* GOAL OF THE EXERCISE
Rewrite all of the lines below with every instance of "hook-icon" replaced by "hook-symbol", keeping everything else the same.

:::::

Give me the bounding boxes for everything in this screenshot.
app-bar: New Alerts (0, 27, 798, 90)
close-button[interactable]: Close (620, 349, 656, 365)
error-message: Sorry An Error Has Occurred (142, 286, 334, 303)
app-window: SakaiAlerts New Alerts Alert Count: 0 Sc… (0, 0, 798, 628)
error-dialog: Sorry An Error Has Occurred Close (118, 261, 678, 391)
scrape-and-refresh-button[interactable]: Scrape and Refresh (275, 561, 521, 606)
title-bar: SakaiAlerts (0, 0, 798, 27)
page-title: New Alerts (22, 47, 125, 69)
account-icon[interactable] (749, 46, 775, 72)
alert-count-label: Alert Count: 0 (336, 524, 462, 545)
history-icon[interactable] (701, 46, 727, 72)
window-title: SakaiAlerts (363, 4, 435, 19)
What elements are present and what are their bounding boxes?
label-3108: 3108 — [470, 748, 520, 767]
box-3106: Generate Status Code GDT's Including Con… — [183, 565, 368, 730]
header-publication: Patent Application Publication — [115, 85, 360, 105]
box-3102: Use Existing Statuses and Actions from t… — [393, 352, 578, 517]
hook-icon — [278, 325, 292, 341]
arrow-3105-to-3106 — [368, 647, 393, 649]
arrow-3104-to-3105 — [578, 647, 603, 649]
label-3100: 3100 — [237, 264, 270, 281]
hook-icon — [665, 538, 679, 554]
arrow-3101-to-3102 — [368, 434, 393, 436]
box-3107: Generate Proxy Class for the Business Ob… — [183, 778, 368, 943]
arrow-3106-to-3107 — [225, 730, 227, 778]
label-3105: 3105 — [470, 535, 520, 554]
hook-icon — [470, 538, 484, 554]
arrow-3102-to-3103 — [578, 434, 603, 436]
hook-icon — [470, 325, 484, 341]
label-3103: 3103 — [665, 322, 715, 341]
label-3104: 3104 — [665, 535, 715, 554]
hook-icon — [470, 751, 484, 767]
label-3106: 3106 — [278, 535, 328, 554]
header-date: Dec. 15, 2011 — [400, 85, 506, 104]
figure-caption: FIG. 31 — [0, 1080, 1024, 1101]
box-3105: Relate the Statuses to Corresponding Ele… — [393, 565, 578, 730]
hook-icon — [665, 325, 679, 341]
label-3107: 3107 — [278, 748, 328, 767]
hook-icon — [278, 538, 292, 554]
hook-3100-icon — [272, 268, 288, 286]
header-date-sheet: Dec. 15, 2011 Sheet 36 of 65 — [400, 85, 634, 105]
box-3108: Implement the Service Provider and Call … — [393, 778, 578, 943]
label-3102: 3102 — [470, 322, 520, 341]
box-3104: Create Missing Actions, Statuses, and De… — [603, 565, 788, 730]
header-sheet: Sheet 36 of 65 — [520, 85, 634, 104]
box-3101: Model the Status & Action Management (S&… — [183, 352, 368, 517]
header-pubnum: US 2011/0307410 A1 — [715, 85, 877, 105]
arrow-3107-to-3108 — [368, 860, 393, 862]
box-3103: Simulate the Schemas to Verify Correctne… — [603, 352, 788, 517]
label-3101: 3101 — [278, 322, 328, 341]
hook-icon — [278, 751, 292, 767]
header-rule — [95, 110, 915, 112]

:::::

* SOLVED EXERCISE
Give me the bounding boxes for everything in this screenshot.
app-bar: New Alerts (0, 27, 798, 90)
close-button[interactable]: Close (620, 349, 656, 365)
error-message: Sorry An Error Has Occurred (142, 286, 334, 303)
app-window: SakaiAlerts New Alerts Alert Count: 0 Sc… (0, 0, 798, 628)
error-dialog: Sorry An Error Has Occurred Close (118, 261, 678, 391)
scrape-and-refresh-button[interactable]: Scrape and Refresh (275, 561, 521, 606)
title-bar: SakaiAlerts (0, 0, 798, 27)
page-title: New Alerts (22, 47, 125, 69)
account-icon[interactable] (749, 46, 775, 72)
alert-count-label: Alert Count: 0 (336, 524, 462, 545)
history-icon[interactable] (701, 46, 727, 72)
window-title: SakaiAlerts (363, 4, 435, 19)
What elements are present and what are their bounding boxes?
label-3108: 3108 — [470, 748, 520, 767]
box-3106: Generate Status Code GDT's Including Con… — [183, 565, 368, 730]
header-publication: Patent Application Publication — [115, 85, 360, 105]
box-3102: Use Existing Statuses and Actions from t… — [393, 352, 578, 517]
hook-symbol — [278, 325, 292, 341]
arrow-3105-to-3106 — [368, 647, 393, 649]
arrow-3104-to-3105 — [578, 647, 603, 649]
label-3100: 3100 — [237, 264, 270, 281]
hook-symbol — [665, 538, 679, 554]
arrow-3101-to-3102 — [368, 434, 393, 436]
box-3107: Generate Proxy Class for the Business Ob… — [183, 778, 368, 943]
arrow-3106-to-3107 — [225, 730, 227, 778]
label-3105: 3105 — [470, 535, 520, 554]
hook-symbol — [470, 538, 484, 554]
arrow-3102-to-3103 — [578, 434, 603, 436]
hook-symbol — [470, 325, 484, 341]
label-3103: 3103 — [665, 322, 715, 341]
label-3104: 3104 — [665, 535, 715, 554]
hook-symbol — [470, 751, 484, 767]
label-3106: 3106 — [278, 535, 328, 554]
header-date: Dec. 15, 2011 — [400, 85, 506, 104]
figure-caption: FIG. 31 — [0, 1080, 1024, 1101]
box-3105: Relate the Statuses to Corresponding Ele… — [393, 565, 578, 730]
hook-symbol — [665, 325, 679, 341]
label-3107: 3107 — [278, 748, 328, 767]
hook-symbol — [278, 538, 292, 554]
hook-3100-icon — [272, 268, 288, 286]
header-date-sheet: Dec. 15, 2011 Sheet 36 of 65 — [400, 85, 634, 105]
box-3108: Implement the Service Provider and Call … — [393, 778, 578, 943]
label-3102: 3102 — [470, 322, 520, 341]
box-3104: Create Missing Actions, Statuses, and De… — [603, 565, 788, 730]
header-sheet: Sheet 36 of 65 — [520, 85, 634, 104]
box-3101: Model the Status & Action Management (S&… — [183, 352, 368, 517]
header-pubnum: US 2011/0307410 A1 — [715, 85, 877, 105]
arrow-3107-to-3108 — [368, 860, 393, 862]
box-3103: Simulate the Schemas to Verify Correctne… — [603, 352, 788, 517]
label-3101: 3101 — [278, 322, 328, 341]
hook-symbol — [278, 751, 292, 767]
header-rule — [95, 110, 915, 112]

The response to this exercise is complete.